#### [Stated task]
Copy each line of the entries that contains the word "Pillars".

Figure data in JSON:
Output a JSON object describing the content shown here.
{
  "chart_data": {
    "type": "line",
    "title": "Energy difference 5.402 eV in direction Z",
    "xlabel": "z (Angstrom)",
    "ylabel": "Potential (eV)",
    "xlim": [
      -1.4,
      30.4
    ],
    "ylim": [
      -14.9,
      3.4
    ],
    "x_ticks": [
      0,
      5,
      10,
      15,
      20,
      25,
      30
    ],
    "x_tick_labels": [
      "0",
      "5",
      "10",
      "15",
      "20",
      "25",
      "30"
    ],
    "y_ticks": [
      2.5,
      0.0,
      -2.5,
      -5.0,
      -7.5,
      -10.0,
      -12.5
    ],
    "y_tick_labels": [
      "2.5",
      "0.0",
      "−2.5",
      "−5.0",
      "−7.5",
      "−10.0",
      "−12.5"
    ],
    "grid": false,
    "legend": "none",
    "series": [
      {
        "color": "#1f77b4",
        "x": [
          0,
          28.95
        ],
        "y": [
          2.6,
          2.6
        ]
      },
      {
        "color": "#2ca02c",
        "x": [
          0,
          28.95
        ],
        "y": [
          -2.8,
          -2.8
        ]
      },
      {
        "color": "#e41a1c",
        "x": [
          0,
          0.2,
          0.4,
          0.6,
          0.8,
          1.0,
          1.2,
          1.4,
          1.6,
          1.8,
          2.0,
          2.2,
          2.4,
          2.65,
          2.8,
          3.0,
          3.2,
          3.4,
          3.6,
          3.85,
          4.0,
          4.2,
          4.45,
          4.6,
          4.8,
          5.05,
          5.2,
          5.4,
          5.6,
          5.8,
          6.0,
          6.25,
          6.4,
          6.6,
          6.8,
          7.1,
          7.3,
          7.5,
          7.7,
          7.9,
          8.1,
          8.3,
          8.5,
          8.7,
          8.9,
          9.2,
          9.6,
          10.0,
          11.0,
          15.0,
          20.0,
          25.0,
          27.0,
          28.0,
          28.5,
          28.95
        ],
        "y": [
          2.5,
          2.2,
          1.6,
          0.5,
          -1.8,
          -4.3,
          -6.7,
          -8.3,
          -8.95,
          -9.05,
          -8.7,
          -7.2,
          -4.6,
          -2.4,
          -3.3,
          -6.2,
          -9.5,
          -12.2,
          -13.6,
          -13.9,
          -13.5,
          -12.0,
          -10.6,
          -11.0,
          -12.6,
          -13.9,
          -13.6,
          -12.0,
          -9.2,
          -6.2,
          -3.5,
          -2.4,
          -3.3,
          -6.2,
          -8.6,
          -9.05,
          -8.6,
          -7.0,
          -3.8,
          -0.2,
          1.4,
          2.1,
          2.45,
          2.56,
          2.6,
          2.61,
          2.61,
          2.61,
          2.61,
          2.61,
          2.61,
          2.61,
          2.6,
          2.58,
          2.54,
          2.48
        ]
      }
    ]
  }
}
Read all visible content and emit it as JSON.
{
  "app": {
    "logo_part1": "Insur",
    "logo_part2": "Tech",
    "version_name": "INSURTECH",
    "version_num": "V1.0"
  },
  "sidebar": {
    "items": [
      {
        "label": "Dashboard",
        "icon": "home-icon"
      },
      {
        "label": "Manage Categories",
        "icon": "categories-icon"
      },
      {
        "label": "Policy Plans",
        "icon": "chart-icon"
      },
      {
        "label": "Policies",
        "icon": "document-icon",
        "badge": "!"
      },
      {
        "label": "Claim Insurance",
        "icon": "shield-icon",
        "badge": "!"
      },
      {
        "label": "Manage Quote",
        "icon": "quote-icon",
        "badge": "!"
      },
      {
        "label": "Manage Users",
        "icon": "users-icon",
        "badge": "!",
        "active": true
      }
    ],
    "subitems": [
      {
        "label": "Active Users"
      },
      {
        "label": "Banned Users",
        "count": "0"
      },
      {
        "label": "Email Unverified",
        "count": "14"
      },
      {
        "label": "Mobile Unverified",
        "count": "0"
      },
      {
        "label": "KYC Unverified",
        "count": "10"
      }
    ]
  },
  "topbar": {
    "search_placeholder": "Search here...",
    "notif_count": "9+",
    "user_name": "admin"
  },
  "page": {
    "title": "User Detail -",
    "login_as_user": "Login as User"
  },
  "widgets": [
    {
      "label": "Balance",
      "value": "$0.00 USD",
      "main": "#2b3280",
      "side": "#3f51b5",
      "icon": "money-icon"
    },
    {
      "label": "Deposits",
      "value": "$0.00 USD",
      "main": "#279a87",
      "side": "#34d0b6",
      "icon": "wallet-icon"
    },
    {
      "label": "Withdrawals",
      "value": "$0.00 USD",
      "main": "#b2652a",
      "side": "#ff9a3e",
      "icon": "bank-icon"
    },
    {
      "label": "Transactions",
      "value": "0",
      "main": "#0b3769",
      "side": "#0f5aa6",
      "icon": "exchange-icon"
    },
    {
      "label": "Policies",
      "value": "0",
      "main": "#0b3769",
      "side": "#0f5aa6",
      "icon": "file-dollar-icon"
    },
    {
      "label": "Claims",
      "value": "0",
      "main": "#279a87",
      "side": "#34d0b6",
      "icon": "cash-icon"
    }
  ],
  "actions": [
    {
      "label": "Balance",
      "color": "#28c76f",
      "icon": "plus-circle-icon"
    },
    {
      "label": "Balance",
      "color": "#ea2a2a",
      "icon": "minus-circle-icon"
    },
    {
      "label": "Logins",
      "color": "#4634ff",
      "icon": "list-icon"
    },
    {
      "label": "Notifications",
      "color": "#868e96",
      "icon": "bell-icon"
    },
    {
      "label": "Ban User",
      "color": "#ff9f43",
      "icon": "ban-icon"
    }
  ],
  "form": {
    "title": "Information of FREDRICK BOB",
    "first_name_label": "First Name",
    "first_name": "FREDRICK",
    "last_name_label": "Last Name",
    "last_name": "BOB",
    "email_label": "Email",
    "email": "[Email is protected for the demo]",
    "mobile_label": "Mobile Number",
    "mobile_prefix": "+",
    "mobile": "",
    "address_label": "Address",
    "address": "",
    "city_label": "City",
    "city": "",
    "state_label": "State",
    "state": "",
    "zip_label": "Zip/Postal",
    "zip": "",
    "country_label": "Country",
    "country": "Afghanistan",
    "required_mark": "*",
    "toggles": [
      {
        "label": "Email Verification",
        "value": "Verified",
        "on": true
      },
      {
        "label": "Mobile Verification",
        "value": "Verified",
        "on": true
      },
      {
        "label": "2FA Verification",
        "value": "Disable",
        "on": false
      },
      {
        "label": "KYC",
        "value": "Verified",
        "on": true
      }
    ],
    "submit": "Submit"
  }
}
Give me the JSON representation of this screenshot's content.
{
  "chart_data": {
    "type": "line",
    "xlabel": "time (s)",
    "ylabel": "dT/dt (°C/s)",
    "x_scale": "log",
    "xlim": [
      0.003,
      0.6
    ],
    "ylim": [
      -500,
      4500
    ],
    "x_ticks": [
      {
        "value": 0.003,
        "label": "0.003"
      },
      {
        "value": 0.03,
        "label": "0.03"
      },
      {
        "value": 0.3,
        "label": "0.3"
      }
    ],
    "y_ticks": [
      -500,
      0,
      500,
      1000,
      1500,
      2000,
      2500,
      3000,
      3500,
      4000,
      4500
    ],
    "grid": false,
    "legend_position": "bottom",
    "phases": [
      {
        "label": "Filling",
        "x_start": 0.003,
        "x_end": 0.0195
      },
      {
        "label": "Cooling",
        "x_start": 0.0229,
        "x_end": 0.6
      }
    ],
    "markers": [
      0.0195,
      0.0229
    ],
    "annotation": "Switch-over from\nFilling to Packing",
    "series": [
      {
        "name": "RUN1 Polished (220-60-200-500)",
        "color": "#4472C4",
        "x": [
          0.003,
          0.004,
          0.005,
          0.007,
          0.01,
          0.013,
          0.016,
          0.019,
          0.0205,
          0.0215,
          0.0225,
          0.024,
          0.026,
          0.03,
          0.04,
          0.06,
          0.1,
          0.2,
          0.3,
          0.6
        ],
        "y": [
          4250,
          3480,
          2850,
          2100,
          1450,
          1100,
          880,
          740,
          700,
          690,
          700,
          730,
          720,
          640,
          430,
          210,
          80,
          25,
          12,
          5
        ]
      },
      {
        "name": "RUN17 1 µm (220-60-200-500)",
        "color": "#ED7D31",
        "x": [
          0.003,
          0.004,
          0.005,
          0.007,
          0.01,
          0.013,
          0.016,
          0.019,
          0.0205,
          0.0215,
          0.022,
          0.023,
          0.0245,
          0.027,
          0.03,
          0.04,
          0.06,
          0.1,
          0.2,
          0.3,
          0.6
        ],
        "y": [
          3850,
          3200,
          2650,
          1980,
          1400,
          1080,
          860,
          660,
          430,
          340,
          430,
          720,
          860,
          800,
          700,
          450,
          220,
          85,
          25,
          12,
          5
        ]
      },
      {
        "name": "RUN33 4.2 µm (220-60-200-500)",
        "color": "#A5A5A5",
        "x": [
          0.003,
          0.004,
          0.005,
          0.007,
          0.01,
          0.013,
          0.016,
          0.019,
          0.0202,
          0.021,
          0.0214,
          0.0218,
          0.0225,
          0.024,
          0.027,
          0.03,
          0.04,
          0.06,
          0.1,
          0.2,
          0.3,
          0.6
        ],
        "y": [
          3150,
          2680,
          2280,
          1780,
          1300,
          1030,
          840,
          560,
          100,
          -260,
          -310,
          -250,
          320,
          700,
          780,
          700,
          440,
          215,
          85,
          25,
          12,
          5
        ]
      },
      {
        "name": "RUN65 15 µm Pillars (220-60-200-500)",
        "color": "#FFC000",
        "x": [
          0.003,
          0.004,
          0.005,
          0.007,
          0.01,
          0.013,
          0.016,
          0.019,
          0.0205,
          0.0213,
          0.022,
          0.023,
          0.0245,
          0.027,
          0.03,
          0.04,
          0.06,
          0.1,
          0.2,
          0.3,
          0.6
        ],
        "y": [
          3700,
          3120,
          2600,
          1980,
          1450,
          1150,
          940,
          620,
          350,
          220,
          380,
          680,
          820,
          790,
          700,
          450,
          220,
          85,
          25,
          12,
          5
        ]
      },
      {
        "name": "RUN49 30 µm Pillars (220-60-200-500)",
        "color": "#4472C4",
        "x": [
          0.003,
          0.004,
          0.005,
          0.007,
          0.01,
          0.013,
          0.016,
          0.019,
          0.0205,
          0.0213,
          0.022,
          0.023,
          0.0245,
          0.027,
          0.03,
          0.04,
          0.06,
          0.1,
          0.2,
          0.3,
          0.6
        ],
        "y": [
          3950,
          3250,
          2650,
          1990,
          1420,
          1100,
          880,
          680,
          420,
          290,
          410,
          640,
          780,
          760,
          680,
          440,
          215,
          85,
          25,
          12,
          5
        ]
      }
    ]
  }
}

#### [Result of the exercise]
        "name": "RUN65 15 µm Pillars (220-60-200-500)",
        "name": "RUN49 30 µm Pillars (220-60-200-500)",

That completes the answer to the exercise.